→ What needs to be done:
Identify and copy all lines of the material where the string "Franken" is found.

→ Listing:

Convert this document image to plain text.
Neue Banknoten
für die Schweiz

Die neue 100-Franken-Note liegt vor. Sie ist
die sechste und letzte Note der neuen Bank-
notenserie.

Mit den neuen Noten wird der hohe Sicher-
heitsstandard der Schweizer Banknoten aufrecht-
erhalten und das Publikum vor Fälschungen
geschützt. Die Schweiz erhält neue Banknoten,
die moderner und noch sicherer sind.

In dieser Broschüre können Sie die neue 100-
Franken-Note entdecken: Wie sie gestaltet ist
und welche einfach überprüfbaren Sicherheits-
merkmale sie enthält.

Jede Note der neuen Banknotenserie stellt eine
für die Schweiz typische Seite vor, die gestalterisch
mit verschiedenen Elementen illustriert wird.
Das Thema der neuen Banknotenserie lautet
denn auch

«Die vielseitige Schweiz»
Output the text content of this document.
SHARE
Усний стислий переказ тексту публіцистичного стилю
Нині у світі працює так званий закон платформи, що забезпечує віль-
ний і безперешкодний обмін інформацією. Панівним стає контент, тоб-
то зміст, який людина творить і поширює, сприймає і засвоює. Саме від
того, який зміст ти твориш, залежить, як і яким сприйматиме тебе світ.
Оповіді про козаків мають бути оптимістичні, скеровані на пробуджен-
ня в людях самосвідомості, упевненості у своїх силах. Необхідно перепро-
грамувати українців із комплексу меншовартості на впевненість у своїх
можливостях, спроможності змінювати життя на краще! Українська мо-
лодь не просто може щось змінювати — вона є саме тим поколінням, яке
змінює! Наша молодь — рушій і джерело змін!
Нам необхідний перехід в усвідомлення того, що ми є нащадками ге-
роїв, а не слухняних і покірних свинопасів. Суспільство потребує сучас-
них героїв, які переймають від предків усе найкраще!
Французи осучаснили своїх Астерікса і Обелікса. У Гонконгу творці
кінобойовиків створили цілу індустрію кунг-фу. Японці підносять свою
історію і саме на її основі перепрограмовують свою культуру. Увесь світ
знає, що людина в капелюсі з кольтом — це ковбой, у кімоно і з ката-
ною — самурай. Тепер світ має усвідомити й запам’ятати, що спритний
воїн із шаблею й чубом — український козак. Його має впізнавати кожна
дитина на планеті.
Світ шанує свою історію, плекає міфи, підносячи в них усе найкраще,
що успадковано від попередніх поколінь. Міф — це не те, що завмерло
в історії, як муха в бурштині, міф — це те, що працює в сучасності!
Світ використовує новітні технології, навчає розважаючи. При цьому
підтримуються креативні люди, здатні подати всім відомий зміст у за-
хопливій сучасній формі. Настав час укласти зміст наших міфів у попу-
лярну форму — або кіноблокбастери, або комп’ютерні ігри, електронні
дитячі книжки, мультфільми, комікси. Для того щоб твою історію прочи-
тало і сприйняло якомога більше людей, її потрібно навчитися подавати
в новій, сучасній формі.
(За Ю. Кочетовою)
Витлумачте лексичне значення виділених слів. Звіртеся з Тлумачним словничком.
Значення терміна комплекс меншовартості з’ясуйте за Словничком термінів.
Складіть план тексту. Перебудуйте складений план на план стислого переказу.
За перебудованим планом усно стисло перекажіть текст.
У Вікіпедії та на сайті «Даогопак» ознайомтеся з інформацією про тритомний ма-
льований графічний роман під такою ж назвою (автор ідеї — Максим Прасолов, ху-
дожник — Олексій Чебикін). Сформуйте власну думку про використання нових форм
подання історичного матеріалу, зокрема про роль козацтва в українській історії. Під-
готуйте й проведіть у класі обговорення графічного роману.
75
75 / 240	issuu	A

→ Result:
Die neue 100-Franken-Note liegt vor. Sie ist
Franken-Note entdecken: Wie sie gestaltet ist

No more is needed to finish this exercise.